* **WORK INSTRUCTIONS**
All of the material below is to be retyped exactly.

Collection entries
* BEGIN *

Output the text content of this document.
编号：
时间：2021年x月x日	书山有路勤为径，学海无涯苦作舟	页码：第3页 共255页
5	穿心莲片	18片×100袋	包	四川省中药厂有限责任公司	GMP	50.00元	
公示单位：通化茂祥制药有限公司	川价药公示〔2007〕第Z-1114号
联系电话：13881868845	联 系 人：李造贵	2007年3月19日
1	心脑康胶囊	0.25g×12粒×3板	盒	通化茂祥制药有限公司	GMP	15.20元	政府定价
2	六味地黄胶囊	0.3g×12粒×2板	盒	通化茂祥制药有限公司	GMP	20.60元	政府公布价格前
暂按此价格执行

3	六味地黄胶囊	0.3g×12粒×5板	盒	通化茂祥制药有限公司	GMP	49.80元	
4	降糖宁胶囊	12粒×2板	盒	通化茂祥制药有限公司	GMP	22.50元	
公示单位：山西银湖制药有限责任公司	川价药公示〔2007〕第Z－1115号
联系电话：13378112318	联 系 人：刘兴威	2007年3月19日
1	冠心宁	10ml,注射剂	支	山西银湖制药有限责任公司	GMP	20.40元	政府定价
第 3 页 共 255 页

* END *

* **EXPECTED ANSWER**
Output the text content of this document.
编号：
时间：2021年x月x日	书山有路勤为径，学海无涯苦作舟	页码：第3页 共255页
5	穿心莲片	18片×100袋	包	四川省中药厂有限责任公司	GMP	50.00元	
公示单位：通化茂祥制药有限公司	川价药公示〔2007〕第Z-1114号
联系电话：13881868845	联 系 人：李造贵	2007年3月19日
1	心脑康胶囊	0.25g×12粒×3板	盒	通化茂祥制药有限公司	GMP	15.20元	政府定价
2	六味地黄胶囊	0.3g×12粒×2板	盒	通化茂祥制药有限公司	GMP	20.60元	政府公布价格前
暂按此价格执行

3	六味地黄胶囊	0.3g×12粒×5板	盒	通化茂祥制药有限公司	GMP	49.80元	
4	降糖宁胶囊	12粒×2板	盒	通化茂祥制药有限公司	GMP	22.50元	
公示单位：山西银湖制药有限责任公司	川价药公示〔2007〕第Z－1115号
联系电话：13378112318	联 系 人：刘兴威	2007年3月19日
1	冠心宁	10ml,注射剂	支	山西银湖制药有限责任公司	GMP	20.40元	政府定价
第 3 页 共 255 页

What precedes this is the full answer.